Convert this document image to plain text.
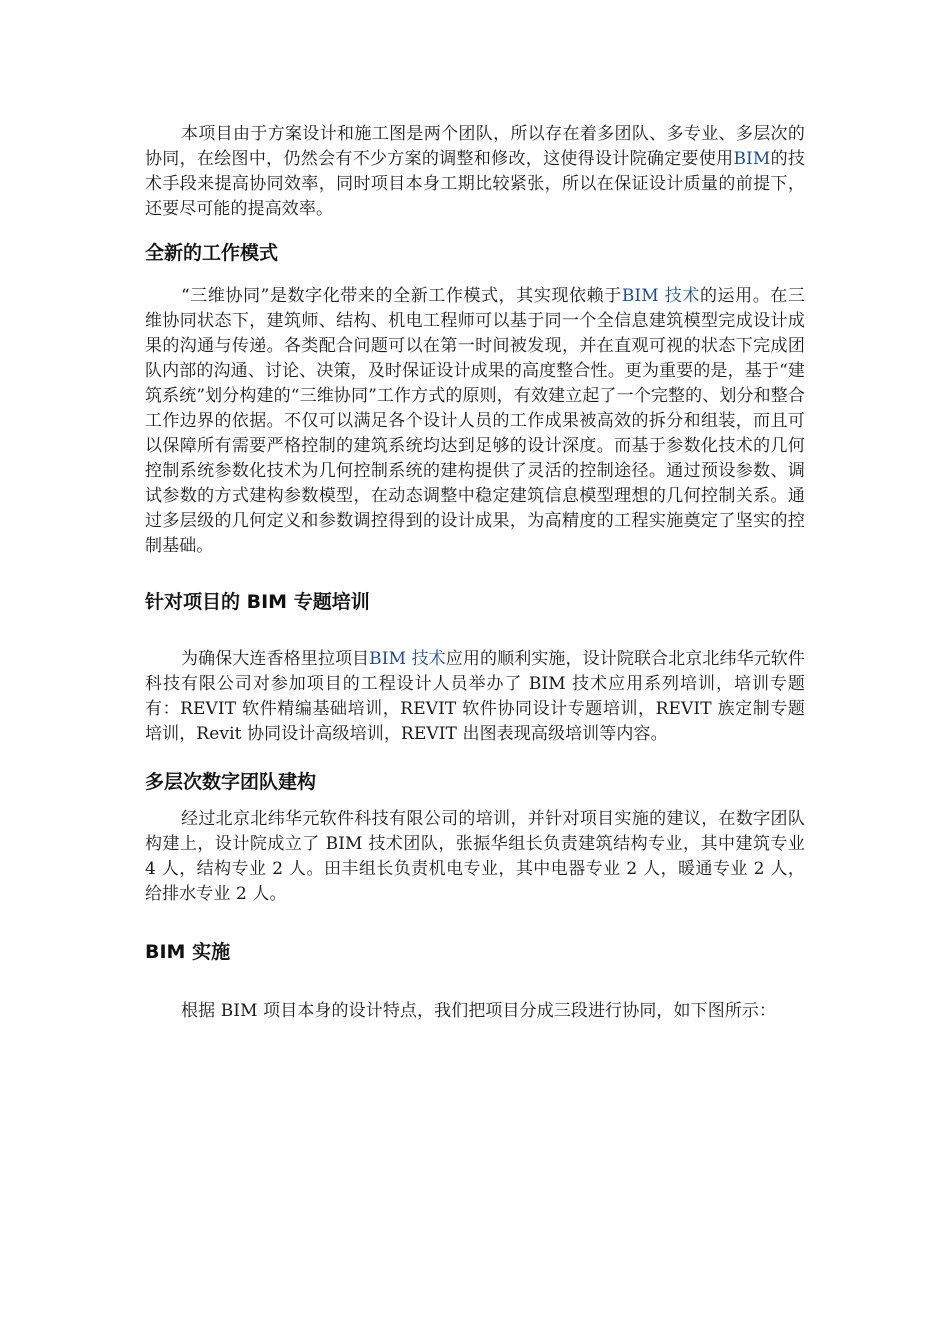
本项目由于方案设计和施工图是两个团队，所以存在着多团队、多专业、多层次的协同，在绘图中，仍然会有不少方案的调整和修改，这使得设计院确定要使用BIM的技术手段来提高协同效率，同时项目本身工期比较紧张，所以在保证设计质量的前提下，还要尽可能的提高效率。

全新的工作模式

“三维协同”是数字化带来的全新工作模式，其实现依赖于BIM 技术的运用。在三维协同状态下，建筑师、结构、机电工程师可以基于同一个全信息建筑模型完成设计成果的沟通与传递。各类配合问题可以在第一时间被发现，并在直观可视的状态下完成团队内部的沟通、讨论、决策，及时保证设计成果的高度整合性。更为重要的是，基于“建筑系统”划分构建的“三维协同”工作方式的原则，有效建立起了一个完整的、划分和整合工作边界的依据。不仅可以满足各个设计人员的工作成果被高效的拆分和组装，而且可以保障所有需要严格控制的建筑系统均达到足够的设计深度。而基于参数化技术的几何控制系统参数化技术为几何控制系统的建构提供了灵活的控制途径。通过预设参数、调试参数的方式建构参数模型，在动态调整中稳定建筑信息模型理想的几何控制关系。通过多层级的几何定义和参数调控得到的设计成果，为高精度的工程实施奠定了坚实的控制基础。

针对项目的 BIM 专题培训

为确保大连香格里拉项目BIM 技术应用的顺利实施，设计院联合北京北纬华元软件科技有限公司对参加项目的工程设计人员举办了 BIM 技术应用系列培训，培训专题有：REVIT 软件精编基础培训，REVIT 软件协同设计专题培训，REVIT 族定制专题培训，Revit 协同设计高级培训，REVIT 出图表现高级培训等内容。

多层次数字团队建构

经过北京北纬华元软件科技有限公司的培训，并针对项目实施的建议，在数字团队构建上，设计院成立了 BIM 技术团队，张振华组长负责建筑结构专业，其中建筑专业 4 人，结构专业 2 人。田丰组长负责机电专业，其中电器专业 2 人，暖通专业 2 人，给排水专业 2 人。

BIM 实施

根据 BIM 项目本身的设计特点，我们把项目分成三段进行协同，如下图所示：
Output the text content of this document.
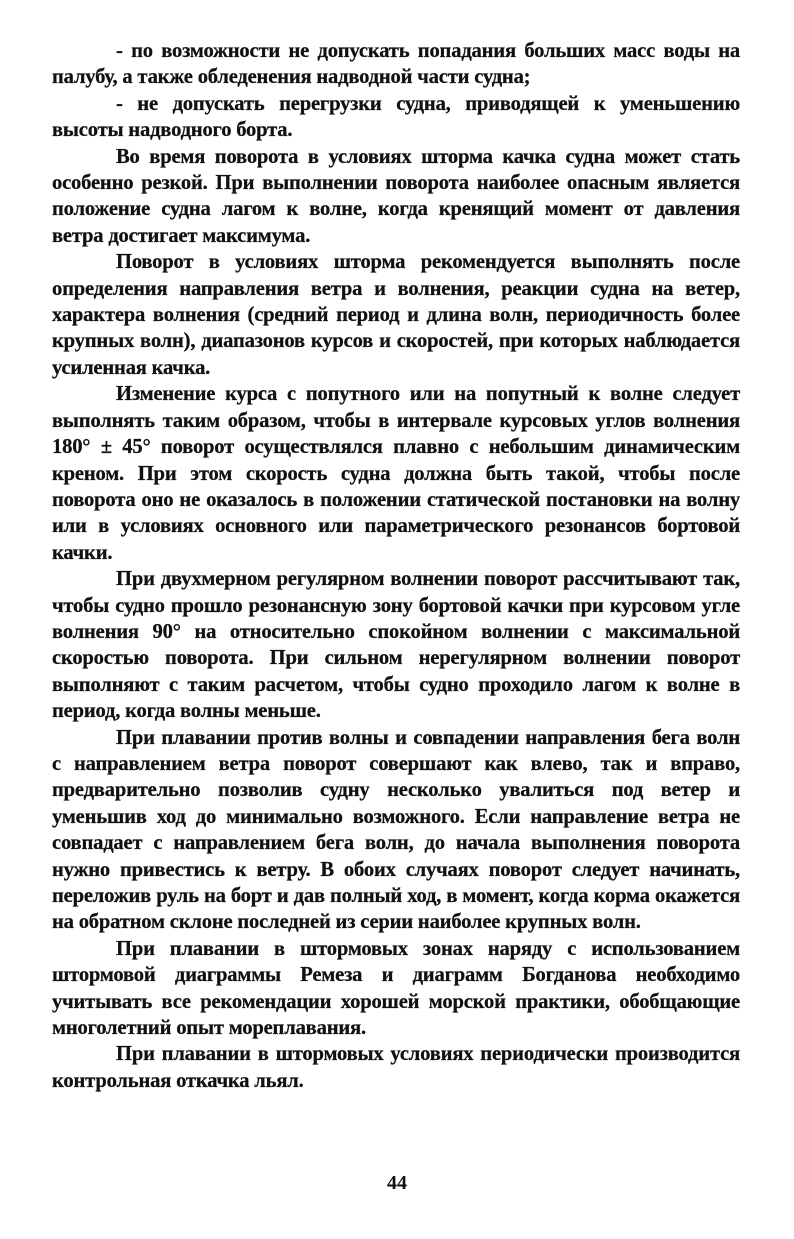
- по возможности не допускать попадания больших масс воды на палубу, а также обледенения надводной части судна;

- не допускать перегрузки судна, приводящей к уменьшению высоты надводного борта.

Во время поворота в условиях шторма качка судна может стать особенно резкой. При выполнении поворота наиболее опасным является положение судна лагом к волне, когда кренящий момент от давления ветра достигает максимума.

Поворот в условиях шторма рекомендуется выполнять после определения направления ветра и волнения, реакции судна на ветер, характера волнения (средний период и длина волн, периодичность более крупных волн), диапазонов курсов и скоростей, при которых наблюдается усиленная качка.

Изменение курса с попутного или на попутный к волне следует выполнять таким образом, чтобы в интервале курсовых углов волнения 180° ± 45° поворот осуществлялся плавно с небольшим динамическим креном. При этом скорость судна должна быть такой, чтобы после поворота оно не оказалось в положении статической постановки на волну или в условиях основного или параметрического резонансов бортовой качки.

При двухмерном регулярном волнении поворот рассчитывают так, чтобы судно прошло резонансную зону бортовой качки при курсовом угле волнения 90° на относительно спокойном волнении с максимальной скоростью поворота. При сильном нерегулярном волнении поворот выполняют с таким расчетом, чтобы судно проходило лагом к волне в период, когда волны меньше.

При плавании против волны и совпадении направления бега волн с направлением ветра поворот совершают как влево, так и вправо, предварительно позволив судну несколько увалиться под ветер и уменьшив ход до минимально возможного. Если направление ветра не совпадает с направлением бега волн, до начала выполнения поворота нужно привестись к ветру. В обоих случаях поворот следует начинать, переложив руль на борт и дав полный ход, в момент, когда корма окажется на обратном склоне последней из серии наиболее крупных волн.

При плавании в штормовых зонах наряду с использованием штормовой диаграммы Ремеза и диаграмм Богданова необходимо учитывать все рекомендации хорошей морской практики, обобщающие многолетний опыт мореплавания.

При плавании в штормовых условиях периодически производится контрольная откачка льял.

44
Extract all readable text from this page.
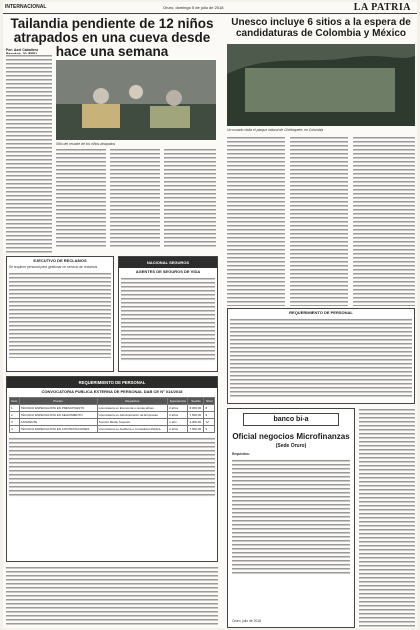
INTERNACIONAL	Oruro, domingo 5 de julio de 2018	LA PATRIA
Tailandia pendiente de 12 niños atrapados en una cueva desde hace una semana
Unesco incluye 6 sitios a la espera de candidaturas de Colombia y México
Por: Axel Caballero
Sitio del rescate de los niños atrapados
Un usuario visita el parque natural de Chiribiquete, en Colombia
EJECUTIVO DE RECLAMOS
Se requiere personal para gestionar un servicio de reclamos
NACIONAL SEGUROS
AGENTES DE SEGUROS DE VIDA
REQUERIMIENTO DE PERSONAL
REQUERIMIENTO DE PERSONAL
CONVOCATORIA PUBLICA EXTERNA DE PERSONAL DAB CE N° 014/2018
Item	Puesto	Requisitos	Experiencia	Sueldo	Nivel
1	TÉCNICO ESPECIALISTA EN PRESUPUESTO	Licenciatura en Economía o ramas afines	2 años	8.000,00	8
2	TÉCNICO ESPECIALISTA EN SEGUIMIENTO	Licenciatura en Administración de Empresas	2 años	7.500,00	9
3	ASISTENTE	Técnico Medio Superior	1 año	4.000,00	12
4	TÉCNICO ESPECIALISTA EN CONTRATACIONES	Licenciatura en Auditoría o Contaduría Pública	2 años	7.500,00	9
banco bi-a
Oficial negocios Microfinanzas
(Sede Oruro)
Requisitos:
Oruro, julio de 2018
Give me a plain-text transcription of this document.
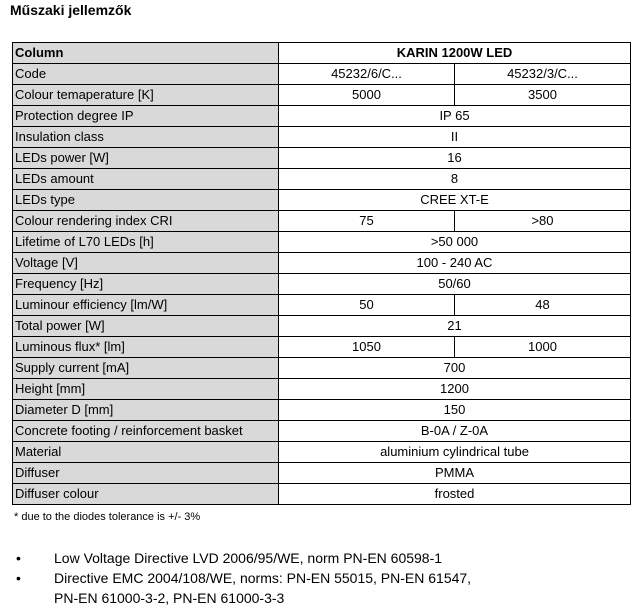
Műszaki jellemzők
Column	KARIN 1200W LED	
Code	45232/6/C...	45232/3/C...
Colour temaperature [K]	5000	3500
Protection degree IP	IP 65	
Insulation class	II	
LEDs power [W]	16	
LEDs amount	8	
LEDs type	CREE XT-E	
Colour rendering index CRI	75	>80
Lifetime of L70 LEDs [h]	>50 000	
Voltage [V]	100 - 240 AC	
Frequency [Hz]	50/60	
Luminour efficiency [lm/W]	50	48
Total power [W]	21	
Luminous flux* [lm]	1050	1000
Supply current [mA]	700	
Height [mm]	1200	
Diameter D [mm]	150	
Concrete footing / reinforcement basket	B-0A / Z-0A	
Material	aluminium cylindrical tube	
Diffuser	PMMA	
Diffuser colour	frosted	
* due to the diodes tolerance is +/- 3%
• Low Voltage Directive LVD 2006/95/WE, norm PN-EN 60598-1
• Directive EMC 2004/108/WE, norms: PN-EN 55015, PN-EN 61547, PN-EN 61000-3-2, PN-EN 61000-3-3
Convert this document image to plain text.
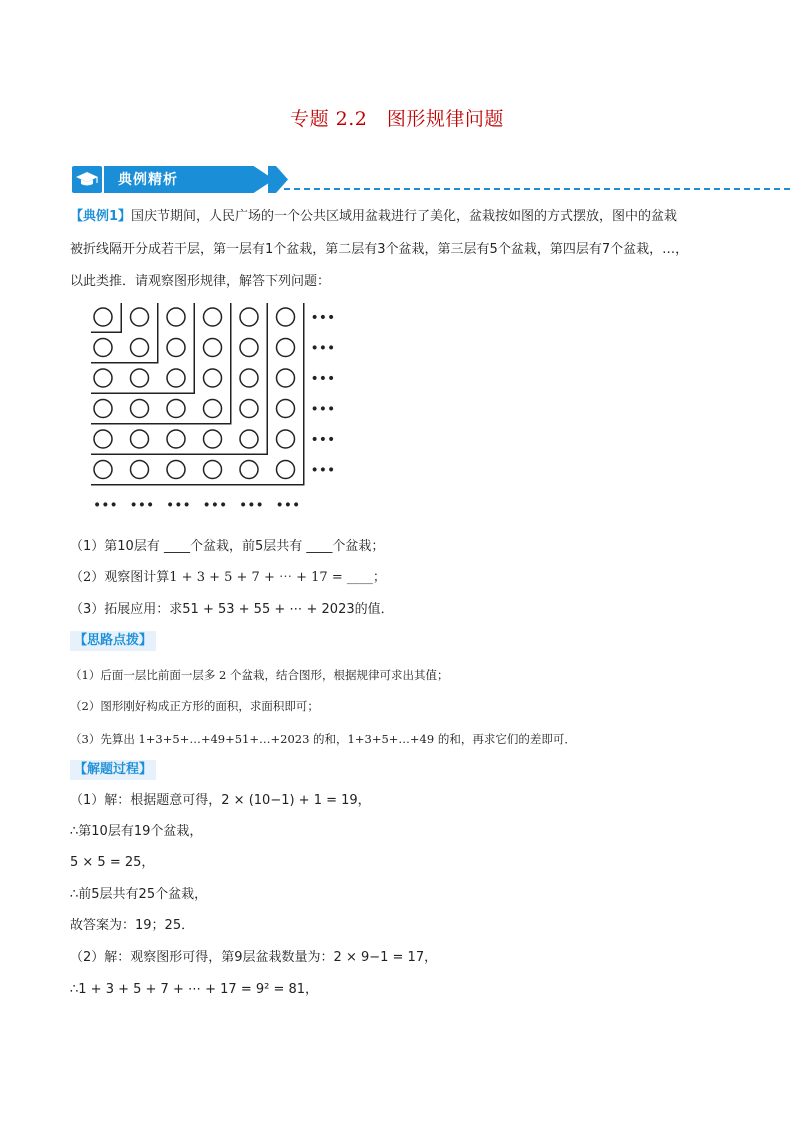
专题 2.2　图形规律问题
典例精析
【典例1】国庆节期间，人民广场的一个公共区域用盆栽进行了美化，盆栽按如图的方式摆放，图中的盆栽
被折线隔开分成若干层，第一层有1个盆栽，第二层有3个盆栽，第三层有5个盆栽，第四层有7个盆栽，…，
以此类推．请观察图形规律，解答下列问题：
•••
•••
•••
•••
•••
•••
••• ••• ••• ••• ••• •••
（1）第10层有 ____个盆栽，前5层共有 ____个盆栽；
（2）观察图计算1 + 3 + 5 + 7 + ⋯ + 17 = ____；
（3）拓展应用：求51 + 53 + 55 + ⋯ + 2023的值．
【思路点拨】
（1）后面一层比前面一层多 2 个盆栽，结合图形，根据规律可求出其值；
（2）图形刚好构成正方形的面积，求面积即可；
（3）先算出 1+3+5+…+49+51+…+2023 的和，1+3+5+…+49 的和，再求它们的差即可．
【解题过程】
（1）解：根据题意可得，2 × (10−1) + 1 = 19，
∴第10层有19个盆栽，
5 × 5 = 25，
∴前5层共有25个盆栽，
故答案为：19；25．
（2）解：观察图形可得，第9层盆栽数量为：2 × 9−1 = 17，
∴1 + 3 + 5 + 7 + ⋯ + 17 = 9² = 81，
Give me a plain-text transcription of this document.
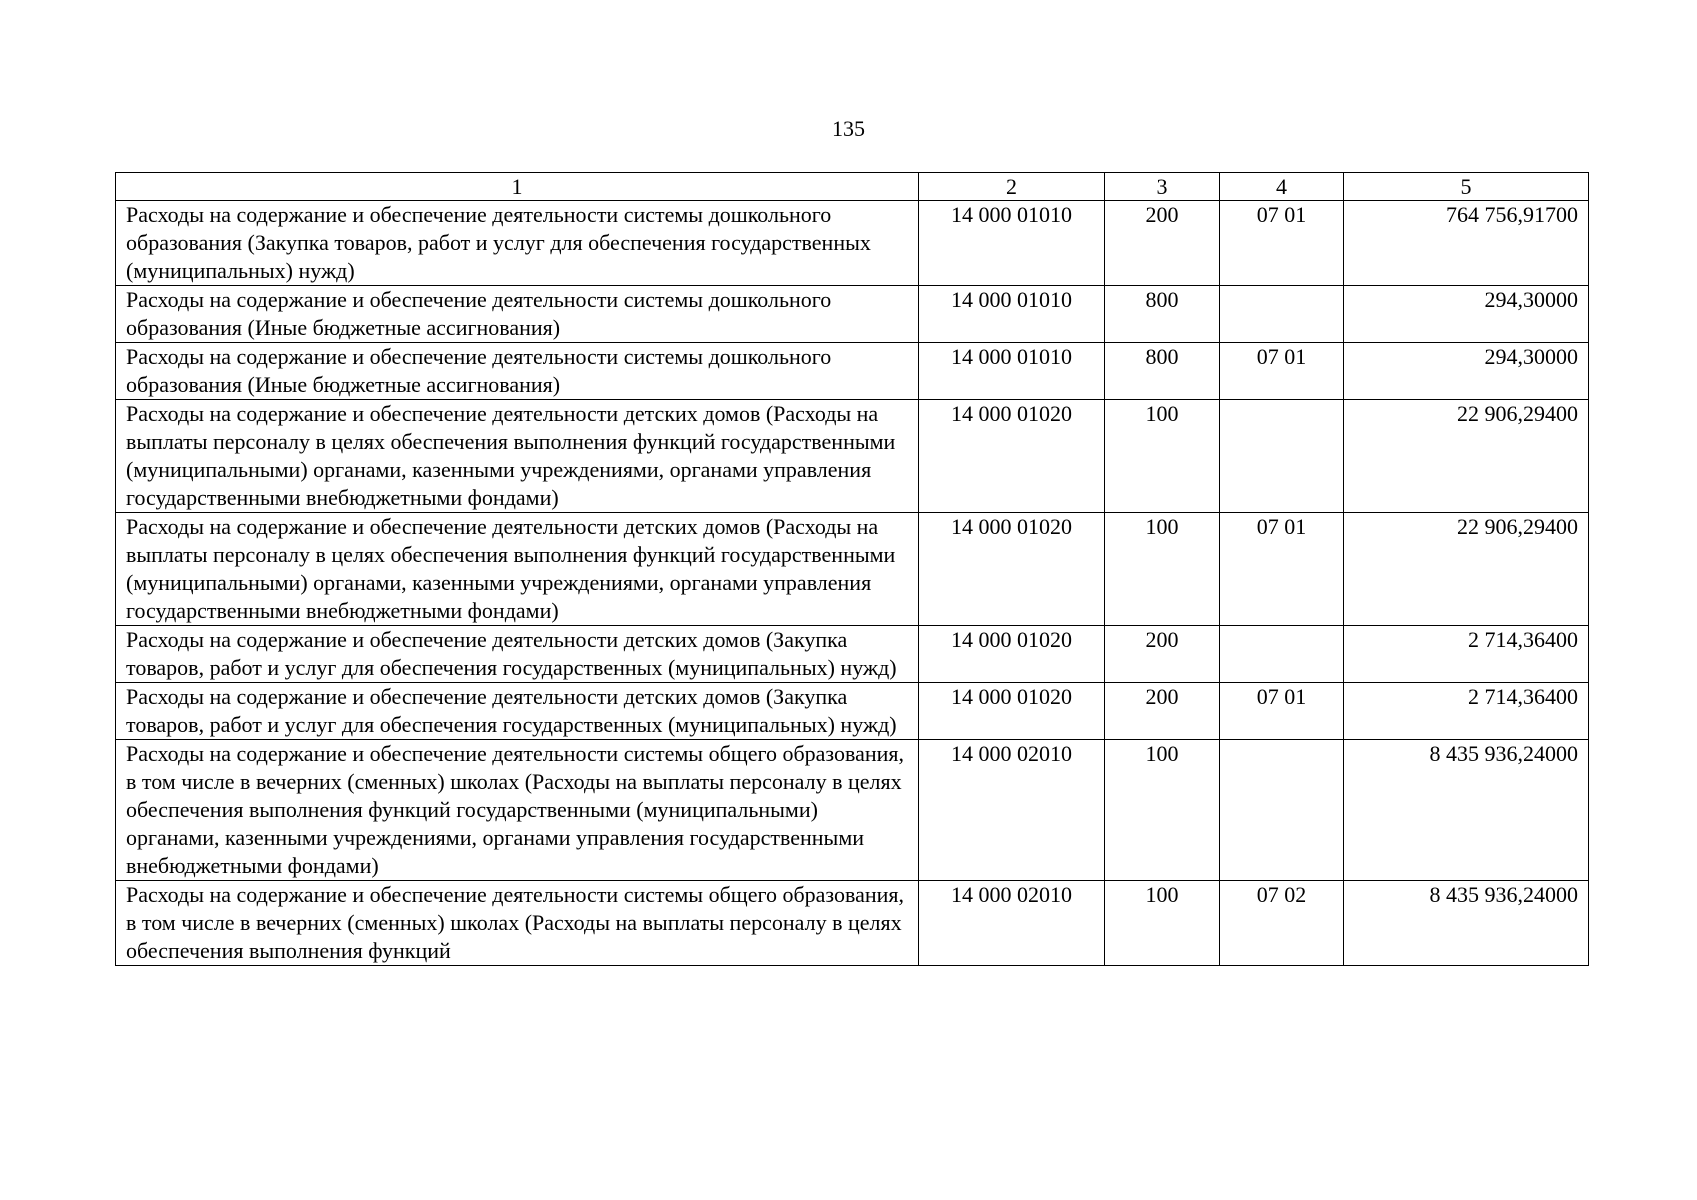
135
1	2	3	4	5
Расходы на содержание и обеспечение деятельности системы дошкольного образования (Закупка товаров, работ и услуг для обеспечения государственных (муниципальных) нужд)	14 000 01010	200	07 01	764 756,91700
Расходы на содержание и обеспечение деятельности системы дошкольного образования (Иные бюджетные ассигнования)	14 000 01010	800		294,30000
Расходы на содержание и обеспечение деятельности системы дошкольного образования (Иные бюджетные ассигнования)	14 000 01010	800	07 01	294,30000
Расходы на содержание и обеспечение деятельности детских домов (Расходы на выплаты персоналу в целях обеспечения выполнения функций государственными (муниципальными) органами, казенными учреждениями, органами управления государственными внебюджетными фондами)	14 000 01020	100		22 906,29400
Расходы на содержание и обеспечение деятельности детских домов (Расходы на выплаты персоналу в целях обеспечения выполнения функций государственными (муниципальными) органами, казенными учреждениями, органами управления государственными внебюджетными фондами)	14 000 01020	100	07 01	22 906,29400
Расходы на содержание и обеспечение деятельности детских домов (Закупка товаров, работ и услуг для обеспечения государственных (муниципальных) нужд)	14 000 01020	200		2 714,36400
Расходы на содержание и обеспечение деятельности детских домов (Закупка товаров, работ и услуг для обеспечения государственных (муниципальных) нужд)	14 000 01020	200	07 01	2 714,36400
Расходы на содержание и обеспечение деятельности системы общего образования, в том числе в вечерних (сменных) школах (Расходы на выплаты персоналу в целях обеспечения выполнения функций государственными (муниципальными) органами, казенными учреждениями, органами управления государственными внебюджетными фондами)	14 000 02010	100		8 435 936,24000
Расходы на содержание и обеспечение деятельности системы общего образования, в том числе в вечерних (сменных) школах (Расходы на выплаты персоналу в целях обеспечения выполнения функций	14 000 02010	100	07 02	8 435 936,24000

* [Short task]
Identify each line containing the string "плавании" and copy it out.

* [Task result]
При плавании против волны и совпадении направления бега волн с направлением ветра поворот совершают как влево, так и вправо, предварительно позволив судну несколько увалиться под ветер и уменьшив ход до минимально возможного. Если направление ветра не совпадает с направлением бега волн, до начала выполнения поворота нужно привестись к ветру. В обоих случаях поворот следует начинать, переложив руль на борт и дав полный ход, в момент, когда корма окажется на обратном склоне последней из серии наиболее крупных волн.
При плавании в штормовых зонах наряду с использованием штормовой диаграммы Ремеза и диаграмм Богданова необходимо учитывать все рекомендации хорошей морской практики, обобщающие многолетний опыт мореплавания.
При плавании в штормовых условиях периодически производится контрольная откачка льял.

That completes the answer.